育児時短就業給付(仮称)とは? 創設の背景や内容、メリットやデメリットを解説

2025年から、国は時短勤務者を対象に給付金制度を創設すると発表しました。育児時短就業給付(仮称)の概要やメリット・デメリットを解説します。

少子化が進むなか、子育てがしづらい社会環境や両立がしにくい職場環境の改善は喫緊の課題です。

本記事では、育児時短就業給付(仮称)創設の背景メリットデメリットなど、どのような効果をもたらし得るかを紹介します。

同じく子育てに関する内容として、「「子ども3歳までテレワーク」が企業の努力義務へ!検討される背景や問題点とは?」もご覧ください。

目次

育児時短就業給付(仮称)とは

育児時短就業給付(仮称)とは、2歳未満の子どもがいる労働者を対象とした手取り額の減少を防ぐために支給される給付制度です。

柔軟な働き方として一定以上の短時間勤務をした場合に適用されます。

国は今後3年間で集中的に取り組む子育て対策として、2023年6月13日に「こども未来戦略方針」を閣議決定しました。

育児時短就業給付(仮称)は「こども未来戦略方針」で決定された少子化対策のひとつです。子育て世代が短時間勤務制度を利用しやすい環境の整備を目的に創設されています。

出典:厚生労働省「こども未来戦略方針」

掲載資料:
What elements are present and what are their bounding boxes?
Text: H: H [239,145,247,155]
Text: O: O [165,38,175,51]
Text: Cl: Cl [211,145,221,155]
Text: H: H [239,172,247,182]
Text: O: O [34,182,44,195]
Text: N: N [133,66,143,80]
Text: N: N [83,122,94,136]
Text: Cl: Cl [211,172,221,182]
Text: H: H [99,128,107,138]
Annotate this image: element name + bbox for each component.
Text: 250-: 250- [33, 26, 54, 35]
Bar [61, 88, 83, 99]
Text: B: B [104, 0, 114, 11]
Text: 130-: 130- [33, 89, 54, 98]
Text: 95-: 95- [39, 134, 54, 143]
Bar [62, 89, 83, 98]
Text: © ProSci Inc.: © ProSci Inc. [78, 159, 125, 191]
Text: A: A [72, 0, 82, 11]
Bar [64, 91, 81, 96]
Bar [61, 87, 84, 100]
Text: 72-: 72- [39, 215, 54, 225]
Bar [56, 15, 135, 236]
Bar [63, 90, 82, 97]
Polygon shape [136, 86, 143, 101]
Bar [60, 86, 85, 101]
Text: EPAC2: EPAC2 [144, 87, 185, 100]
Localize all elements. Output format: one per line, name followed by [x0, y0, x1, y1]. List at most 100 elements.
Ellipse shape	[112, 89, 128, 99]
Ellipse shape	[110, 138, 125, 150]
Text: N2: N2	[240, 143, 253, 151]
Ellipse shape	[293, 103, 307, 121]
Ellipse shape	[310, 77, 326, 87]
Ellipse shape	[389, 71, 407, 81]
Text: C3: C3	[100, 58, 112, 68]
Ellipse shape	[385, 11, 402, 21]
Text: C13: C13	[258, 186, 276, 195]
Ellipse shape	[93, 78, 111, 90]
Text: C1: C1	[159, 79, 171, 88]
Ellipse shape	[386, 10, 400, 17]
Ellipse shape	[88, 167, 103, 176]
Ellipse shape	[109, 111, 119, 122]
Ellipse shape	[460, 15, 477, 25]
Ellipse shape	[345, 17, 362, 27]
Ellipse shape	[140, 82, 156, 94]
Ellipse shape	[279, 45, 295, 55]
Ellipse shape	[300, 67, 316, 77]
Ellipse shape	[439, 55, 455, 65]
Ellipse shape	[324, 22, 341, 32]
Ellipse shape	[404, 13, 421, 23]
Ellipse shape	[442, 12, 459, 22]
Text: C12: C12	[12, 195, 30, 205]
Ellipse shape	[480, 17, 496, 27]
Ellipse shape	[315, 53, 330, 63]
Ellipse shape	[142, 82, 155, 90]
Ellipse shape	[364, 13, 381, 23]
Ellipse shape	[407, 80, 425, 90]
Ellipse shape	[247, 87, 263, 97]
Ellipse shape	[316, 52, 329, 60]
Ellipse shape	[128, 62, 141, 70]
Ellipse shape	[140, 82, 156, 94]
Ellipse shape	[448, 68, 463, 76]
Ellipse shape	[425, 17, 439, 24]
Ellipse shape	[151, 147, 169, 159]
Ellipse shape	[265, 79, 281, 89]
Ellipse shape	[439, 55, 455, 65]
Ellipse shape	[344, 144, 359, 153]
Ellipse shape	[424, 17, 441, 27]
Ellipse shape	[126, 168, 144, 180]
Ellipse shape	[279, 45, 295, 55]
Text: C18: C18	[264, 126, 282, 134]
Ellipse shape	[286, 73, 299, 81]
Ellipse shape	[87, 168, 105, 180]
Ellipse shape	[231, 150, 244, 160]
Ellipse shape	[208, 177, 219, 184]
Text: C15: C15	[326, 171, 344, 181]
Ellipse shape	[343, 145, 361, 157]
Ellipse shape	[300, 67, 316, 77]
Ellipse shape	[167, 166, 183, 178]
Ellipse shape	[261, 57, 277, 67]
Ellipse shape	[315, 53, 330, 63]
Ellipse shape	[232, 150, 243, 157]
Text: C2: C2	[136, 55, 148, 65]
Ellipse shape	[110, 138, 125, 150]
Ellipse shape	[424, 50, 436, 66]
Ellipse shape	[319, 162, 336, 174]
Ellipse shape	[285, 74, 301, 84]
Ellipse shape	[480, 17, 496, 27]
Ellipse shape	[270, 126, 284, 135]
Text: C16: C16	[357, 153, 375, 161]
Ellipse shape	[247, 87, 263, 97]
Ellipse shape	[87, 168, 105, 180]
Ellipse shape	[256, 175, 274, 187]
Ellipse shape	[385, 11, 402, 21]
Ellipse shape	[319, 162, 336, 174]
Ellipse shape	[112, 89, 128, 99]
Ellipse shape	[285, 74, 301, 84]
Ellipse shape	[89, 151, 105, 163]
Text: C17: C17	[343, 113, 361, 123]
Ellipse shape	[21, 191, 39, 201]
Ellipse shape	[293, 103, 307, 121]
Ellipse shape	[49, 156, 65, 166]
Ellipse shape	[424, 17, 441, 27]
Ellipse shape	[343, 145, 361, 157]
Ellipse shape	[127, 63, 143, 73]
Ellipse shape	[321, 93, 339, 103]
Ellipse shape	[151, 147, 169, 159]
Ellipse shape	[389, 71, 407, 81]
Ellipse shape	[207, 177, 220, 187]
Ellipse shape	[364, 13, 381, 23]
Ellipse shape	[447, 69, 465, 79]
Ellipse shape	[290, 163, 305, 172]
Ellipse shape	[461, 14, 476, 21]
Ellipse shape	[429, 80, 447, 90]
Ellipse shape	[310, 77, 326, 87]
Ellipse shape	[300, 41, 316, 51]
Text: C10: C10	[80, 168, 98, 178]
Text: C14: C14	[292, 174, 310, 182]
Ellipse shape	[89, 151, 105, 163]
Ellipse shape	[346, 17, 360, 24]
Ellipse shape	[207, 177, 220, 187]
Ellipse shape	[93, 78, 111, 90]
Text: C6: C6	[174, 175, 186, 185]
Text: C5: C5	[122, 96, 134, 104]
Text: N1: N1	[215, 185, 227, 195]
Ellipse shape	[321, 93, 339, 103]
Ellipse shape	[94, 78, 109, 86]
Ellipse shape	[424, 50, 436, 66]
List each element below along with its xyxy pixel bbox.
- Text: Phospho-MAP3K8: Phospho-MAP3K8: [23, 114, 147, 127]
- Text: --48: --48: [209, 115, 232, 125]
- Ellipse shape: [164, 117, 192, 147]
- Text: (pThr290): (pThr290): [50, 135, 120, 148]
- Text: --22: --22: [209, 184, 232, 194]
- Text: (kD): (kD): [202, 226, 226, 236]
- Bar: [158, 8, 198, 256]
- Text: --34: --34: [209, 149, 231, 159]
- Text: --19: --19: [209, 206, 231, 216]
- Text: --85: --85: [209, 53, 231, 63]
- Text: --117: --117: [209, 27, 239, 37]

担当課題:
育児時短就業給付(仮称)の記事を、最後の一文の後から書き継いでください。 資料は、育児時短就業給付(仮称)の記事とは関係がありません。

回答:
育児時短就業給付(仮称)創設の背景

育児時短就業給付(仮称)創設の背景にあるのは「深刻な少子化」です。1949年には約270万人の子どもが出生していました。しかし、2022年に生まれた子どもは77万747人にまで減少しています。この出生数は、統計を開始した1899年以来最低の数字です。

近年は、2016年の出生数が100万人を下回って以降、2019年には90万人、2022年には80万人を下回りました。

少子化が進めば労働人口が減少し、日本の経済・社会システムや持続的な経済成長の維持は容易ではありません。

このような危機感から、国は「こども未来戦略方針」で、次元の異なる少子化対策として、以下の3つの基本理念を設定しています。

次元の異なる少子化対策の3つの基本理念

● 構造的賃上げなどを含む経済的支援を充実し、若い世代の所得を増やす
● 社会全体の構造や意識を変える
● 子ども・子育て世帯をライフステージに応じて切れ目なく支援する
出典:内閣官房「「こども未来戦略方針」案 」

育児時短就業給付(仮称)は、上記の理念を達成するための具体的な施策のひとつです。

「こども未来戦略方針」では育児時短就業給付(仮称)のほか、以下のような施策が検討されています。

こども未来戦略方針の施策

● 教育訓練給付の補助率を含めた拡充
● 訓練期間中の生活をサポートするための新たな給付や融資制度の創設
● 男性育休の取得促進
● 所定労働時間が20時間未満の者にも給付可能な雇用保険の適用拡大
出典:内閣官房「「こども未来戦略方針」案 」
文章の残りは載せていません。